## Written problem
A line counts if it contains the word "统考中考真题" at least once. State how many such lines the records contain, giving the number alone.
## start The input
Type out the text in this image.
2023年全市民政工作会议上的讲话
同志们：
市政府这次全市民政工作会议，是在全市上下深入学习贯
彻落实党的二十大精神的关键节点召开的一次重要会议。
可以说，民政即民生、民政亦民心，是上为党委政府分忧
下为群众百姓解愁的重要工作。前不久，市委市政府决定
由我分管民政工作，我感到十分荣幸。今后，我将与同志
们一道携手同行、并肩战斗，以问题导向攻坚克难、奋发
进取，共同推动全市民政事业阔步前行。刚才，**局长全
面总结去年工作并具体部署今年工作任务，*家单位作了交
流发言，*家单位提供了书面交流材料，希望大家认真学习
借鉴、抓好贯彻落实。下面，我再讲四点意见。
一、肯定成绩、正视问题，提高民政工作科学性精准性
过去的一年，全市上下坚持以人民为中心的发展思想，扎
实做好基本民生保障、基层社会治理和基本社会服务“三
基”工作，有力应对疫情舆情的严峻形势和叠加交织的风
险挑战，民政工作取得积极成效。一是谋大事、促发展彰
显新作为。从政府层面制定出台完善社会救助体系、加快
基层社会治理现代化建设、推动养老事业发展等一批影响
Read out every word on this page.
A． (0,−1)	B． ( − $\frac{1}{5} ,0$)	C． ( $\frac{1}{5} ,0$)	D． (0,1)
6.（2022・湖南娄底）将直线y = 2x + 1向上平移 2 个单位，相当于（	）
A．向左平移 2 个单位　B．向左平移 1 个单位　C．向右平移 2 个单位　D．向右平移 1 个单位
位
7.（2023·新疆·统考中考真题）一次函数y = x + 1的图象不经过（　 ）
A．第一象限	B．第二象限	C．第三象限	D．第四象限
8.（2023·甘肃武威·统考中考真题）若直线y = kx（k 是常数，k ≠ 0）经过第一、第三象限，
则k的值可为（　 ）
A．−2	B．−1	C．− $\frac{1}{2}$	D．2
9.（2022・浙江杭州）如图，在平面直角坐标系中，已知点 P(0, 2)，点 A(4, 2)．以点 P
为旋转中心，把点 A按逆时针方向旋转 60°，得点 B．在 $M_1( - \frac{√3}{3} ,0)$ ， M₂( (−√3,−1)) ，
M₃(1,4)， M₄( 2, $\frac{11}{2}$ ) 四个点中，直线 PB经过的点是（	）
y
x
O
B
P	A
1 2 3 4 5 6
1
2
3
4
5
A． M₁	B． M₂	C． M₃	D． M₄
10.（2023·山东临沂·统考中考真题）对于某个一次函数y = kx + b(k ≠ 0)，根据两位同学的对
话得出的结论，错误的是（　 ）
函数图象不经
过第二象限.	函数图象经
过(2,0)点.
## end The input
## Solution to the exercise
3